> _Source data_
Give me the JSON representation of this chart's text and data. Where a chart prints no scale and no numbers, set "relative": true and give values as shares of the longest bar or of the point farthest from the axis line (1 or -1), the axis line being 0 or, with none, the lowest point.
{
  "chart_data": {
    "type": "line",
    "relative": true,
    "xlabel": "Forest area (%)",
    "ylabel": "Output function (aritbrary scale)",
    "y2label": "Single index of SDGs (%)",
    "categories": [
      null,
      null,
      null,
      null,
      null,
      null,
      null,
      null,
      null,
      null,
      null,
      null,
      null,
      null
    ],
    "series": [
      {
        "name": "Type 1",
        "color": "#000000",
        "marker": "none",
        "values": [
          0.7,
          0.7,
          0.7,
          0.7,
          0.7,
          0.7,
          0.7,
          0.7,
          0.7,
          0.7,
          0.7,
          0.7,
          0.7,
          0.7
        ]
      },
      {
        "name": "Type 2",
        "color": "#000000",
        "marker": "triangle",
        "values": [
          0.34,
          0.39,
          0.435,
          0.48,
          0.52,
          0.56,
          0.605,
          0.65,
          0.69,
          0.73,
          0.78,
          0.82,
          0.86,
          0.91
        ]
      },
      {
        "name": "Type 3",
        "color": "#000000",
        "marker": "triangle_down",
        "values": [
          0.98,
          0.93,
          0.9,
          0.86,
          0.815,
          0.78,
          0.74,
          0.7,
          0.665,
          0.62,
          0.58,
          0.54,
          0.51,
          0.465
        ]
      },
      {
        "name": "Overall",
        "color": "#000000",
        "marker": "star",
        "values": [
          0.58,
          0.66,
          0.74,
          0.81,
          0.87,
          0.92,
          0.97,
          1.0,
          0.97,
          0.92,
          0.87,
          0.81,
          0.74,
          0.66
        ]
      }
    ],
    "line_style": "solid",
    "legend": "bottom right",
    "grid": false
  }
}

> _Request_
Exactly reproduce every line found in the records.

> _In response_
Give me the JSON representation of this chart's text and data. Where a chart prints no scale and no numbers, set "relative": true and give values as shares of the longest bar or of the point farthest from the axis line (1 or -1), the axis line being 0 or, with none, the lowest point.
{
  "chart_data": {
    "type": "line",
    "relative": true,
    "xlabel": "Forest area (%)",
    "ylabel": "Output function (aritbrary scale)",
    "y2label": "Single index of SDGs (%)",
    "categories": [
      null,
      null,
      null,
      null,
      null,
      null,
      null,
      null,
      null,
      null,
      null,
      null,
      null,
      null
    ],
    "series": [
      {
        "name": "Type 1",
        "color": "#000000",
        "marker": "none",
        "values": [
          0.7,
          0.7,
          0.7,
          0.7,
          0.7,
          0.7,
          0.7,
          0.7,
          0.7,
          0.7,
          0.7,
          0.7,
          0.7,
          0.7
        ]
      },
      {
        "name": "Type 2",
        "color": "#000000",
        "marker": "triangle",
        "values": [
          0.34,
          0.39,
          0.435,
          0.48,
          0.52,
          0.56,
          0.605,
          0.65,
          0.69,
          0.73,
          0.78,
          0.82,
          0.86,
          0.91
        ]
      },
      {
        "name": "Type 3",
        "color": "#000000",
        "marker": "triangle_down",
        "values": [
          0.98,
          0.93,
          0.9,
          0.86,
          0.815,
          0.78,
          0.74,
          0.7,
          0.665,
          0.62,
          0.58,
          0.54,
          0.51,
          0.465
        ]
      },
      {
        "name": "Overall",
        "color": "#000000",
        "marker": "star",
        "values": [
          0.58,
          0.66,
          0.74,
          0.81,
          0.87,
          0.92,
          0.97,
          1.0,
          0.97,
          0.92,
          0.87,
          0.81,
          0.74,
          0.66
        ]
      }
    ],
    "line_style": "solid",
    "legend": "bottom right",
    "grid": false
  }
}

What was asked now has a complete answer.